(begin)
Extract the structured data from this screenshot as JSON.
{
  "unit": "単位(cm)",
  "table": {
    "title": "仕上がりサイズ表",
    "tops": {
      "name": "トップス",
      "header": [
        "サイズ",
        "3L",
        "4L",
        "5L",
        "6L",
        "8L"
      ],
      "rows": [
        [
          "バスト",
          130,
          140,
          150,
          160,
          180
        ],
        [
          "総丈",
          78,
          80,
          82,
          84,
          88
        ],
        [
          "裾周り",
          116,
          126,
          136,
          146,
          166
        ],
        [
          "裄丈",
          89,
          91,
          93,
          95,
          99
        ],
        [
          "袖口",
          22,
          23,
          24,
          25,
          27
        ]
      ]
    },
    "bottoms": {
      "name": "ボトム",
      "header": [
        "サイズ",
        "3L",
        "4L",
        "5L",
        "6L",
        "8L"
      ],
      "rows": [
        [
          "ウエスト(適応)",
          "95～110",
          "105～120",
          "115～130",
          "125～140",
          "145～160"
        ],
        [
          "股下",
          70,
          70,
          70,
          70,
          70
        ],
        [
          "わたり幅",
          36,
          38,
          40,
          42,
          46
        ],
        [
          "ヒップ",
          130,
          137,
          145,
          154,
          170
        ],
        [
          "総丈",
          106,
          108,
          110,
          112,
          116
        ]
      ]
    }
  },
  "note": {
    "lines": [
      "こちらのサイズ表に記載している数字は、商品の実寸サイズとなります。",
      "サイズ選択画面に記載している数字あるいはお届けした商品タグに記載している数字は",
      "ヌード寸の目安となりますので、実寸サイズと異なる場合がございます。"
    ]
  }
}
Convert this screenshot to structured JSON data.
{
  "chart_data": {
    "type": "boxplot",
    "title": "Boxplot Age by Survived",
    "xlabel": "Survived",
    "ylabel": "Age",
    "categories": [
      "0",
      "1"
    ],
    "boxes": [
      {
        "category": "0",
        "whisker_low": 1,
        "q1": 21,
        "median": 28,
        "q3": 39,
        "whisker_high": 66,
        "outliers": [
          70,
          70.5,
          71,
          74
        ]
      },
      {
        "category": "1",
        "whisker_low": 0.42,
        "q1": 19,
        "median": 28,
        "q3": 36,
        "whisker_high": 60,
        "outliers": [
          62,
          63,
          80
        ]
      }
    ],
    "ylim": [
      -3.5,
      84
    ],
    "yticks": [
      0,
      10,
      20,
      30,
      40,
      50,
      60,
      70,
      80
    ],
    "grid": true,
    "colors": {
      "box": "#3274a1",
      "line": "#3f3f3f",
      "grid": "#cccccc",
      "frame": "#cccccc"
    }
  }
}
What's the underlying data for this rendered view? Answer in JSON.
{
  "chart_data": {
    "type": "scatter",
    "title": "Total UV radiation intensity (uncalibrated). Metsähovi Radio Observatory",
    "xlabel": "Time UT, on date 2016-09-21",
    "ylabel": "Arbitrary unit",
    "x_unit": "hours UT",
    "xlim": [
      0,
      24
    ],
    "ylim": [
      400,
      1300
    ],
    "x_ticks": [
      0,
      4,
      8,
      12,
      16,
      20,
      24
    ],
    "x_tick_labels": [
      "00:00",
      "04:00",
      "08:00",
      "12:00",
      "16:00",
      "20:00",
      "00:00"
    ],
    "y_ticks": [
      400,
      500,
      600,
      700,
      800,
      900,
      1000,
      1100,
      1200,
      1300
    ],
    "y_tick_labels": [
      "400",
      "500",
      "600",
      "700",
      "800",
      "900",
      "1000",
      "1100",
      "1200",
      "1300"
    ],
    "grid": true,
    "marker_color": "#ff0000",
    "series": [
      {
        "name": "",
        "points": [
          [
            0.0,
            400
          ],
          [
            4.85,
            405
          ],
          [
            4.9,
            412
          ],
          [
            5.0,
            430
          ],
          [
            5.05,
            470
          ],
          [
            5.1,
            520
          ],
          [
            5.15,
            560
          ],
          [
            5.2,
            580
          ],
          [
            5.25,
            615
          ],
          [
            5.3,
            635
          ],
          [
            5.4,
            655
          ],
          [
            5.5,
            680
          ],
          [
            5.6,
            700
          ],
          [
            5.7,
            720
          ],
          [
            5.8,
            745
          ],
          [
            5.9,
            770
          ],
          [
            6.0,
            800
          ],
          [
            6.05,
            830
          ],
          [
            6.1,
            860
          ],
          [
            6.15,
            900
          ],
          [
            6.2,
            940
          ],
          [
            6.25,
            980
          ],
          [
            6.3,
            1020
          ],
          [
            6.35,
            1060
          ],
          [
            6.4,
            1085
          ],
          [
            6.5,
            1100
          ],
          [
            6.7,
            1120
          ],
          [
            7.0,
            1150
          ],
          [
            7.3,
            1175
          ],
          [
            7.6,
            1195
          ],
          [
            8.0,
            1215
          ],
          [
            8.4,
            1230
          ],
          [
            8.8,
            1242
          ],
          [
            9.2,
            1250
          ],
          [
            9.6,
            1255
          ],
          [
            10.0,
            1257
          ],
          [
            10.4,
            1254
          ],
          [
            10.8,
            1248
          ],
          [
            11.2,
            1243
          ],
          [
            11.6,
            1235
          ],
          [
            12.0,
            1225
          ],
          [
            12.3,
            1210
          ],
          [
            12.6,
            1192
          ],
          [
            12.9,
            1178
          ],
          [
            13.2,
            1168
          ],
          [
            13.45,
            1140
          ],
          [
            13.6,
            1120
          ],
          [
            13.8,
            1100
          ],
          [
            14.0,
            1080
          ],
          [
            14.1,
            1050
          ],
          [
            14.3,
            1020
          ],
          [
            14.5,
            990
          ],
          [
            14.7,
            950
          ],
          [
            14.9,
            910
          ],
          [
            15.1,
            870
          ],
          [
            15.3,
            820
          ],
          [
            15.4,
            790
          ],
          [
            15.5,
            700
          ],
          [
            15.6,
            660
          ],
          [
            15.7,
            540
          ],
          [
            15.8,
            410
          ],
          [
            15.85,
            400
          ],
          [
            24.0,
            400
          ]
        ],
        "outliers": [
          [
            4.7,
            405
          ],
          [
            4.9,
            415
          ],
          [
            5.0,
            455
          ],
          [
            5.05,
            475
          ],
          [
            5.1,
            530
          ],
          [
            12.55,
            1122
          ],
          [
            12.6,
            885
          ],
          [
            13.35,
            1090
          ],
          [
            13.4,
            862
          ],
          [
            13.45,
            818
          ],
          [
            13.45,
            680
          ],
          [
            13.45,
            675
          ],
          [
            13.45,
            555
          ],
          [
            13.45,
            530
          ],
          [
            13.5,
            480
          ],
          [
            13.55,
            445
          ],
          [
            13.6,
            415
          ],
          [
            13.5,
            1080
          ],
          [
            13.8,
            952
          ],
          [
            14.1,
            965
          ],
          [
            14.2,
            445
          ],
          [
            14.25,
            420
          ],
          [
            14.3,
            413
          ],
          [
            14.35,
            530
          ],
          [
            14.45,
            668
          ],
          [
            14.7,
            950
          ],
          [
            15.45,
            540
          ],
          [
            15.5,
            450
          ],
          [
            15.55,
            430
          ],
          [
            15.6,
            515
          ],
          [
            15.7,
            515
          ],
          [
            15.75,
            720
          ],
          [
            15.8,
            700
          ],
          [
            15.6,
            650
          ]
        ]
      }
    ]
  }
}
(end)
• _PROBLEM DETAILS_: Using the material above, print every entry exactly as written.

• _ANSWER TO THE TASK_:
Extract the structured data from this screenshot as JSON.
{
  "unit": "単位(cm)",
  "table": {
    "title": "仕上がりサイズ表",
    "tops": {
      "name": "トップス",
      "header": [
        "サイズ",
        "3L",
        "4L",
        "5L",
        "6L",
        "8L"
      ],
      "rows": [
        [
          "バスト",
          130,
          140,
          150,
          160,
          180
        ],
        [
          "総丈",
          78,
          80,
          82,
          84,
          88
        ],
        [
          "裾周り",
          116,
          126,
          136,
          146,
          166
        ],
        [
          "裄丈",
          89,
          91,
          93,
          95,
          99
        ],
        [
          "袖口",
          22,
          23,
          24,
          25,
          27
        ]
      ]
    },
    "bottoms": {
      "name": "ボトム",
      "header": [
        "サイズ",
        "3L",
        "4L",
        "5L",
        "6L",
        "8L"
      ],
      "rows": [
        [
          "ウエスト(適応)",
          "95～110",
          "105～120",
          "115～130",
          "125～140",
          "145～160"
        ],
        [
          "股下",
          70,
          70,
          70,
          70,
          70
        ],
        [
          "わたり幅",
          36,
          38,
          40,
          42,
          46
        ],
        [
          "ヒップ",
          130,
          137,
          145,
          154,
          170
        ],
        [
          "総丈",
          106,
          108,
          110,
          112,
          116
        ]
      ]
    }
  },
  "note": {
    "lines": [
      "こちらのサイズ表に記載している数字は、商品の実寸サイズとなります。",
      "サイズ選択画面に記載している数字あるいはお届けした商品タグに記載している数字は",
      "ヌード寸の目安となりますので、実寸サイズと異なる場合がございます。"
    ]
  }
}
Convert this screenshot to structured JSON data.
{
  "chart_data": {
    "type": "boxplot",
    "title": "Boxplot Age by Survived",
    "xlabel": "Survived",
    "ylabel": "Age",
    "categories": [
      "0",
      "1"
    ],
    "boxes": [
      {
        "category": "0",
        "whisker_low": 1,
        "q1": 21,
        "median": 28,
        "q3": 39,
        "whisker_high": 66,
        "outliers": [
          70,
          70.5,
          71,
          74
        ]
      },
      {
        "category": "1",
        "whisker_low": 0.42,
        "q1": 19,
        "median": 28,
        "q3": 36,
        "whisker_high": 60,
        "outliers": [
          62,
          63,
          80
        ]
      }
    ],
    "ylim": [
      -3.5,
      84
    ],
    "yticks": [
      0,
      10,
      20,
      30,
      40,
      50,
      60,
      70,
      80
    ],
    "grid": true,
    "colors": {
      "box": "#3274a1",
      "line": "#3f3f3f",
      "grid": "#cccccc",
      "frame": "#cccccc"
    }
  }
}
What's the underlying data for this rendered view? Answer in JSON.
{
  "chart_data": {
    "type": "scatter",
    "title": "Total UV radiation intensity (uncalibrated). Metsähovi Radio Observatory",
    "xlabel": "Time UT, on date 2016-09-21",
    "ylabel": "Arbitrary unit",
    "x_unit": "hours UT",
    "xlim": [
      0,
      24
    ],
    "ylim": [
      400,
      1300
    ],
    "x_ticks": [
      0,
      4,
      8,
      12,
      16,
      20,
      24
    ],
    "x_tick_labels": [
      "00:00",
      "04:00",
      "08:00",
      "12:00",
      "16:00",
      "20:00",
      "00:00"
    ],
    "y_ticks": [
      400,
      500,
      600,
      700,
      800,
      900,
      1000,
      1100,
      1200,
      1300
    ],
    "y_tick_labels": [
      "400",
      "500",
      "600",
      "700",
      "800",
      "900",
      "1000",
      "1100",
      "1200",
      "1300"
    ],
    "grid": true,
    "marker_color": "#ff0000",
    "series": [
      {
        "name": "",
        "points": [
          [
            0.0,
            400
          ],
          [
            4.85,
            405
          ],
          [
            4.9,
            412
          ],
          [
            5.0,
            430
          ],
          [
            5.05,
            470
          ],
          [
            5.1,
            520
          ],
          [
            5.15,
            560
          ],
          [
            5.2,
            580
          ],
          [
            5.25,
            615
          ],
          [
            5.3,
            635
          ],
          [
            5.4,
            655
          ],
          [
            5.5,
            680
          ],
          [
            5.6,
            700
          ],
          [
            5.7,
            720
          ],
          [
            5.8,
            745
          ],
          [
            5.9,
            770
          ],
          [
            6.0,
            800
          ],
          [
            6.05,
            830
          ],
          [
            6.1,
            860
          ],
          [
            6.15,
            900
          ],
          [
            6.2,
            940
          ],
          [
            6.25,
            980
          ],
          [
            6.3,
            1020
          ],
          [
            6.35,
            1060
          ],
          [
            6.4,
            1085
          ],
          [
            6.5,
            1100
          ],
          [
            6.7,
            1120
          ],
          [
            7.0,
            1150
          ],
          [
            7.3,
            1175
          ],
          [
            7.6,
            1195
          ],
          [
            8.0,
            1215
          ],
          [
            8.4,
            1230
          ],
          [
            8.8,
            1242
          ],
          [
            9.2,
            1250
          ],
          [
            9.6,
            1255
          ],
          [
            10.0,
            1257
          ],
          [
            10.4,
            1254
          ],
          [
            10.8,
            1248
          ],
          [
            11.2,
            1243
          ],
          [
            11.6,
            1235
          ],
          [
            12.0,
            1225
          ],
          [
            12.3,
            1210
          ],
          [
            12.6,
            1192
          ],
          [
            12.9,
            1178
          ],
          [
            13.2,
            1168
          ],
          [
            13.45,
            1140
          ],
          [
            13.6,
            1120
          ],
          [
            13.8,
            1100
          ],
          [
            14.0,
            1080
          ],
          [
            14.1,
            1050
          ],
          [
            14.3,
            1020
          ],
          [
            14.5,
            990
          ],
          [
            14.7,
            950
          ],
          [
            14.9,
            910
          ],
          [
            15.1,
            870
          ],
          [
            15.3,
            820
          ],
          [
            15.4,
            790
          ],
          [
            15.5,
            700
          ],
          [
            15.6,
            660
          ],
          [
            15.7,
            540
          ],
          [
            15.8,
            410
          ],
          [
            15.85,
            400
          ],
          [
            24.0,
            400
          ]
        ],
        "outliers": [
          [
            4.7,
            405
          ],
          [
            4.9,
            415
          ],
          [
            5.0,
            455
          ],
          [
            5.05,
            475
          ],
          [
            5.1,
            530
          ],
          [
            12.55,
            1122
          ],
          [
            12.6,
            885
          ],
          [
            13.35,
            1090
          ],
          [
            13.4,
            862
          ],
          [
            13.45,
            818
          ],
          [
            13.45,
            680
          ],
          [
            13.45,
            675
          ],
          [
            13.45,
            555
          ],
          [
            13.45,
            530
          ],
          [
            13.5,
            480
          ],
          [
            13.55,
            445
          ],
          [
            13.6,
            415
          ],
          [
            13.5,
            1080
          ],
          [
            13.8,
            952
          ],
          [
            14.1,
            965
          ],
          [
            14.2,
            445
          ],
          [
            14.25,
            420
          ],
          [
            14.3,
            413
          ],
          [
            14.35,
            530
          ],
          [
            14.45,
            668
          ],
          [
            14.7,
            950
          ],
          [
            15.45,
            540
          ],
          [
            15.5,
            450
          ],
          [
            15.55,
            430
          ],
          [
            15.6,
            515
          ],
          [
            15.7,
            515
          ],
          [
            15.75,
            720
          ],
          [
            15.8,
            700
          ],
          [
            15.6,
            650
          ]
        ]
      }
    ]
  }
}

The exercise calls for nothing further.